» **WRITTEN REQUEST**:
Reproduce all of the material word for word.

» **DATASET CONTENT**:
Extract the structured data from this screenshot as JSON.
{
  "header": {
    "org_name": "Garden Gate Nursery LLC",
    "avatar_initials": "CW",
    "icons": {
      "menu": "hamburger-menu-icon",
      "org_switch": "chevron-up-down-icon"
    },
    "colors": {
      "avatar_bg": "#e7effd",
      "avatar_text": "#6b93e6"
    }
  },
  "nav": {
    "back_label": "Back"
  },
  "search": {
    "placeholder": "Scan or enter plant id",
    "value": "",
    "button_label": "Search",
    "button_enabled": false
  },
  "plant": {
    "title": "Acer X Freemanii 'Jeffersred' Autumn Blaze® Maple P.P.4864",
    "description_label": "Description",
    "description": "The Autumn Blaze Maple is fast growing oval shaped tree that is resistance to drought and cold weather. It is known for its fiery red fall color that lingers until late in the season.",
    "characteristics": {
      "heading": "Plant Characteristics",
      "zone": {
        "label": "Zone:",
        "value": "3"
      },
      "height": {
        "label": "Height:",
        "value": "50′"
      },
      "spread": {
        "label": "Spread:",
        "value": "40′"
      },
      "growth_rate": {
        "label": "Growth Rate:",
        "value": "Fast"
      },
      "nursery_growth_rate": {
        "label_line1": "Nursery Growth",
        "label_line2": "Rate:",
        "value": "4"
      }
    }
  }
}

» **THE REPLY**:
Extract the structured data from this screenshot as JSON.
{
  "header": {
    "org_name": "Garden Gate Nursery LLC",
    "avatar_initials": "CW",
    "icons": {
      "menu": "hamburger-menu-icon",
      "org_switch": "chevron-up-down-icon"
    },
    "colors": {
      "avatar_bg": "#e7effd",
      "avatar_text": "#6b93e6"
    }
  },
  "nav": {
    "back_label": "Back"
  },
  "search": {
    "placeholder": "Scan or enter plant id",
    "value": "",
    "button_label": "Search",
    "button_enabled": false
  },
  "plant": {
    "title": "Acer X Freemanii 'Jeffersred' Autumn Blaze® Maple P.P.4864",
    "description_label": "Description",
    "description": "The Autumn Blaze Maple is fast growing oval shaped tree that is resistance to drought and cold weather. It is known for its fiery red fall color that lingers until late in the season.",
    "characteristics": {
      "heading": "Plant Characteristics",
      "zone": {
        "label": "Zone:",
        "value": "3"
      },
      "height": {
        "label": "Height:",
        "value": "50′"
      },
      "spread": {
        "label": "Spread:",
        "value": "40′"
      },
      "growth_rate": {
        "label": "Growth Rate:",
        "value": "Fast"
      },
      "nursery_growth_rate": {
        "label_line1": "Nursery Growth",
        "label_line2": "Rate:",
        "value": "4"
      }
    }
  }
}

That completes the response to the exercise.